Records from a dataset:
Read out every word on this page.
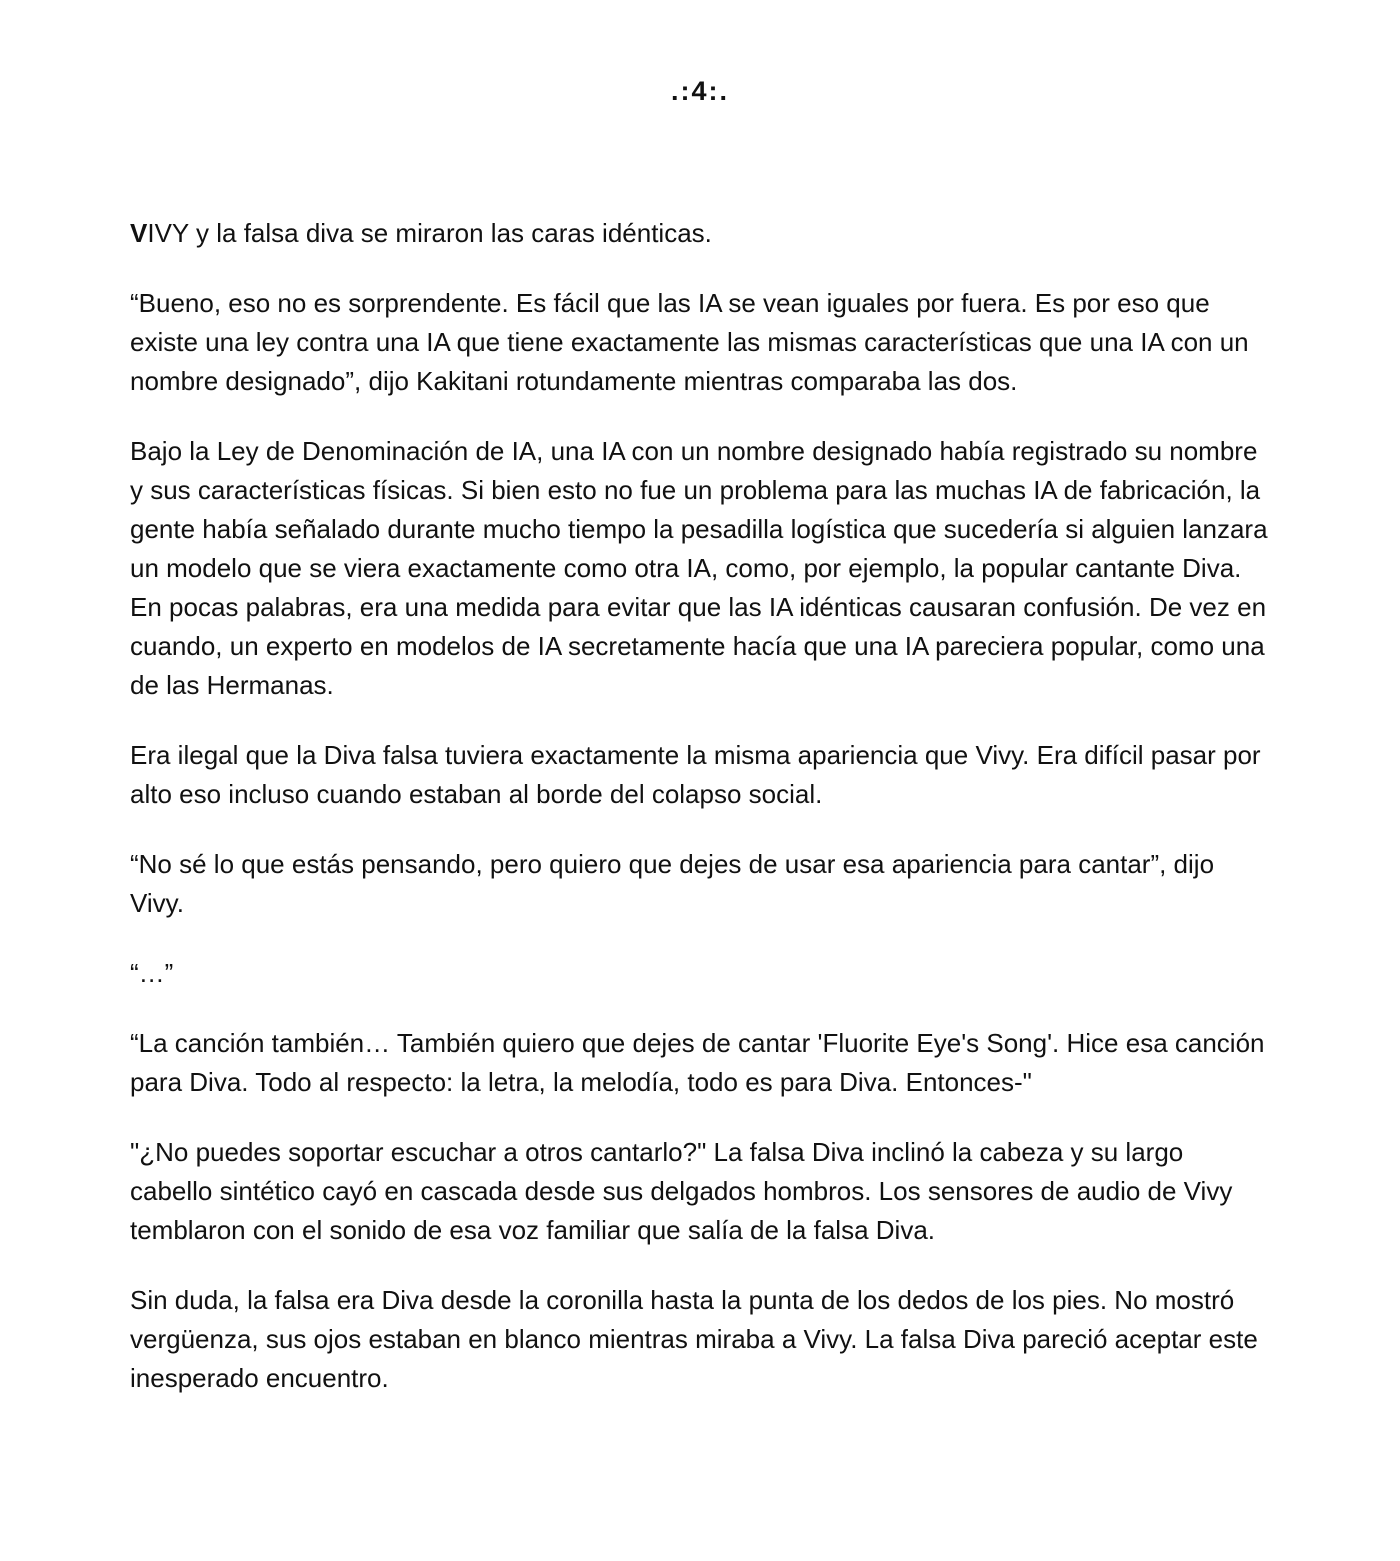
.:4:.

VIVY y la falsa diva se miraron las caras idénticas.

“Bueno, eso no es sorprendente. Es fácil que las IA se vean iguales por fuera. Es por eso que existe una ley contra una IA que tiene exactamente las mismas características que una IA con un nombre designado”, dijo Kakitani rotundamente mientras comparaba las dos.

Bajo la Ley de Denominación de IA, una IA con un nombre designado había registrado su nombre y sus características físicas. Si bien esto no fue un problema para las muchas IA de fabricación, la gente había señalado durante mucho tiempo la pesadilla logística que sucedería si alguien lanzara un modelo que se viera exactamente como otra IA, como, por ejemplo, la popular cantante Diva. En pocas palabras, era una medida para evitar que las IA idénticas causaran confusión. De vez en cuando, un experto en modelos de IA secretamente hacía que una IA pareciera popular, como una de las Hermanas.

Era ilegal que la Diva falsa tuviera exactamente la misma apariencia que Vivy. Era difícil pasar por alto eso incluso cuando estaban al borde del colapso social.

“No sé lo que estás pensando, pero quiero que dejes de usar esa apariencia para cantar”, dijo Vivy.

“…”

“La canción también… También quiero que dejes de cantar 'Fluorite Eye's Song'. Hice esa canción para Diva. Todo al respecto: la letra, la melodía, todo es para Diva. Entonces-"

"¿No puedes soportar escuchar a otros cantarlo?" La falsa Diva inclinó la cabeza y su largo cabello sintético cayó en cascada desde sus delgados hombros. Los sensores de audio de Vivy temblaron con el sonido de esa voz familiar que salía de la falsa Diva.

Sin duda, la falsa era Diva desde la coronilla hasta la punta de los dedos de los pies. No mostró vergüenza, sus ojos estaban en blanco mientras miraba a Vivy. La falsa Diva pareció aceptar este inesperado encuentro.
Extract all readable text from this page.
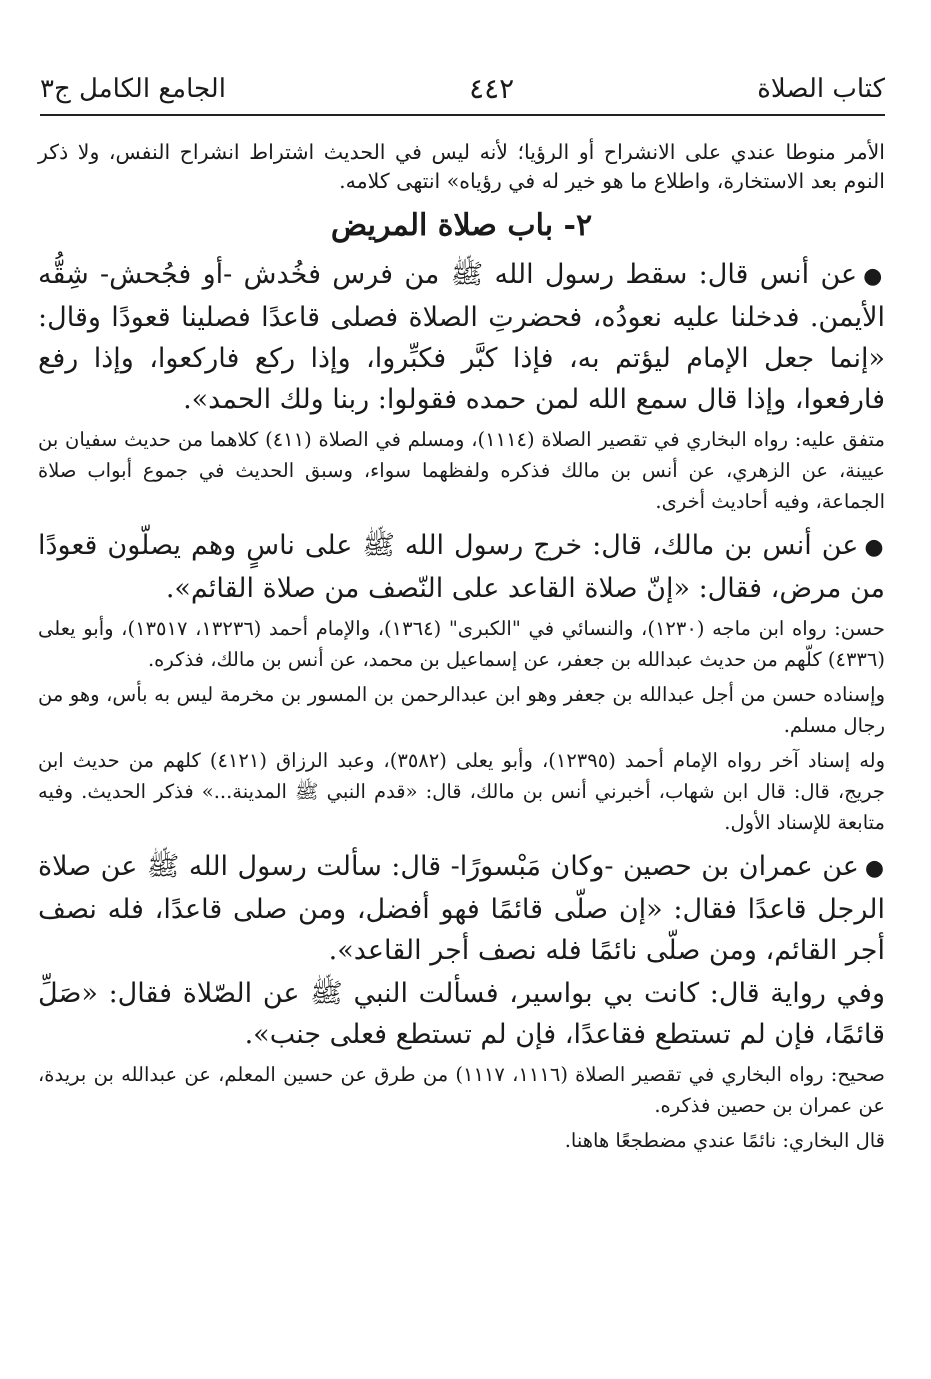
كتاب الصلاة
٤٤٢
الجامع الكامل ج٣

الأمر منوطا عندي على الانشراح أو الرؤيا؛ لأنه ليس في الحديث اشتراط انشراح النفس، ولا ذكر النوم بعد الاستخارة، واطلاع ما هو خير له في رؤياه» انتهى كلامه.

٢- باب صلاة المريض

●عن أنس قال: سقط رسول الله ﷺ من فرس فخُدش -أو فجُحش- شِقُّه الأيمن. فدخلنا عليه نعودُه، فحضرتِ الصلاة فصلى قاعدًا فصلينا قعودًا وقال: «إنما جعل الإمام ليؤتم به، فإذا كبَّر فكبِّروا، وإذا ركع فاركعوا، وإذا رفع فارفعوا، وإذا قال سمع الله لمن حمده فقولوا: ربنا ولك الحمد».

متفق عليه: رواه البخاري في تقصير الصلاة (١١١٤)، ومسلم في الصلاة (٤١١) كلاهما من حديث سفيان بن عيينة، عن الزهري، عن أنس بن مالك فذكره ولفظهما سواء، وسبق الحديث في جموع أبواب صلاة الجماعة، وفيه أحاديث أخرى.

●عن أنس بن مالك، قال: خرج رسول الله ﷺ على ناسٍ وهم يصلّون قعودًا من مرض، فقال: «إنّ صلاة القاعد على النّصف من صلاة القائم».

حسن: رواه ابن ماجه (١٢٣٠)، والنسائي في "الكبرى" (١٣٦٤)، والإمام أحمد (١٣٢٣٦، ١٣٥١٧)، وأبو يعلى (٤٣٣٦) كلّهم من حديث عبدالله بن جعفر، عن إسماعيل بن محمد، عن أنس بن مالك، فذكره.

وإسناده حسن من أجل عبدالله بن جعفر وهو ابن عبدالرحمن بن المسور بن مخرمة ليس به بأس، وهو من رجال مسلم.

وله إسناد آخر رواه الإمام أحمد (١٢٣٩٥)، وأبو يعلى (٣٥٨٢)، وعبد الرزاق (٤١٢١) كلهم من حديث ابن جريج، قال: قال ابن شهاب، أخبرني أنس بن مالك، قال: «قدم النبي ﷺ المدينة...» فذكر الحديث. وفيه متابعة للإسناد الأول.

●عن عمران بن حصين -وكان مَبْسورًا- قال: سألت رسول الله ﷺ عن صلاة الرجل قاعدًا فقال: «إن صلّى قائمًا فهو أفضل، ومن صلى قاعدًا، فله نصف أجر القائم، ومن صلّى نائمًا فله نصف أجر القاعد».

وفي رواية قال: كانت بي بواسير، فسألت النبي ﷺ عن الصّلاة فقال: «صَلِّ قائمًا، فإن لم تستطع فقاعدًا، فإن لم تستطع فعلى جنب».

صحيح: رواه البخاري في تقصير الصلاة (١١١٦، ١١١٧) من طرق عن حسين المعلم، عن عبدالله بن بريدة، عن عمران بن حصين فذكره.

قال البخاري: نائمًا عندي مضطجعًا هاهنا.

SHORT TASK :: Without the pictures, print the whole listing exactly as given.

THE SOLUTION ::
Read out every word on this page.
.:4:.

VIVY y la falsa diva se miraron las caras idénticas.

“Bueno, eso no es sorprendente. Es fácil que las IA se vean iguales por fuera. Es por eso que existe una ley contra una IA que tiene exactamente las mismas características que una IA con un nombre designado”, dijo Kakitani rotundamente mientras comparaba las dos.

Bajo la Ley de Denominación de IA, una IA con un nombre designado había registrado su nombre y sus características físicas. Si bien esto no fue un problema para las muchas IA de fabricación, la gente había señalado durante mucho tiempo la pesadilla logística que sucedería si alguien lanzara un modelo que se viera exactamente como otra IA, como, por ejemplo, la popular cantante Diva. En pocas palabras, era una medida para evitar que las IA idénticas causaran confusión. De vez en cuando, un experto en modelos de IA secretamente hacía que una IA pareciera popular, como una de las Hermanas.

Era ilegal que la Diva falsa tuviera exactamente la misma apariencia que Vivy. Era difícil pasar por alto eso incluso cuando estaban al borde del colapso social.

“No sé lo que estás pensando, pero quiero que dejes de usar esa apariencia para cantar”, dijo Vivy.

“…”

“La canción también… También quiero que dejes de cantar 'Fluorite Eye's Song'. Hice esa canción para Diva. Todo al respecto: la letra, la melodía, todo es para Diva. Entonces-"

"¿No puedes soportar escuchar a otros cantarlo?" La falsa Diva inclinó la cabeza y su largo cabello sintético cayó en cascada desde sus delgados hombros. Los sensores de audio de Vivy temblaron con el sonido de esa voz familiar que salía de la falsa Diva.

Sin duda, la falsa era Diva desde la coronilla hasta la punta de los dedos de los pies. No mostró vergüenza, sus ojos estaban en blanco mientras miraba a Vivy. La falsa Diva pareció aceptar este inesperado encuentro.
Extract all readable text from this page.
كتاب الصلاة
٤٤٢
الجامع الكامل ج٣

الأمر منوطا عندي على الانشراح أو الرؤيا؛ لأنه ليس في الحديث اشتراط انشراح النفس، ولا ذكر النوم بعد الاستخارة، واطلاع ما هو خير له في رؤياه» انتهى كلامه.

٢- باب صلاة المريض

●عن أنس قال: سقط رسول الله ﷺ من فرس فخُدش -أو فجُحش- شِقُّه الأيمن. فدخلنا عليه نعودُه، فحضرتِ الصلاة فصلى قاعدًا فصلينا قعودًا وقال: «إنما جعل الإمام ليؤتم به، فإذا كبَّر فكبِّروا، وإذا ركع فاركعوا، وإذا رفع فارفعوا، وإذا قال سمع الله لمن حمده فقولوا: ربنا ولك الحمد».

متفق عليه: رواه البخاري في تقصير الصلاة (١١١٤)، ومسلم في الصلاة (٤١١) كلاهما من حديث سفيان بن عيينة، عن الزهري، عن أنس بن مالك فذكره ولفظهما سواء، وسبق الحديث في جموع أبواب صلاة الجماعة، وفيه أحاديث أخرى.

●عن أنس بن مالك، قال: خرج رسول الله ﷺ على ناسٍ وهم يصلّون قعودًا من مرض، فقال: «إنّ صلاة القاعد على النّصف من صلاة القائم».

حسن: رواه ابن ماجه (١٢٣٠)، والنسائي في "الكبرى" (١٣٦٤)، والإمام أحمد (١٣٢٣٦، ١٣٥١٧)، وأبو يعلى (٤٣٣٦) كلّهم من حديث عبدالله بن جعفر، عن إسماعيل بن محمد، عن أنس بن مالك، فذكره.

وإسناده حسن من أجل عبدالله بن جعفر وهو ابن عبدالرحمن بن المسور بن مخرمة ليس به بأس، وهو من رجال مسلم.

وله إسناد آخر رواه الإمام أحمد (١٢٣٩٥)، وأبو يعلى (٣٥٨٢)، وعبد الرزاق (٤١٢١) كلهم من حديث ابن جريج، قال: قال ابن شهاب، أخبرني أنس بن مالك، قال: «قدم النبي ﷺ المدينة...» فذكر الحديث. وفيه متابعة للإسناد الأول.

●عن عمران بن حصين -وكان مَبْسورًا- قال: سألت رسول الله ﷺ عن صلاة الرجل قاعدًا فقال: «إن صلّى قائمًا فهو أفضل، ومن صلى قاعدًا، فله نصف أجر القائم، ومن صلّى نائمًا فله نصف أجر القاعد».

وفي رواية قال: كانت بي بواسير، فسألت النبي ﷺ عن الصّلاة فقال: «صَلِّ قائمًا، فإن لم تستطع فقاعدًا، فإن لم تستطع فعلى جنب».

صحيح: رواه البخاري في تقصير الصلاة (١١١٦، ١١١٧) من طرق عن حسين المعلم، عن عبدالله بن بريدة، عن عمران بن حصين فذكره.

قال البخاري: نائمًا عندي مضطجعًا هاهنا.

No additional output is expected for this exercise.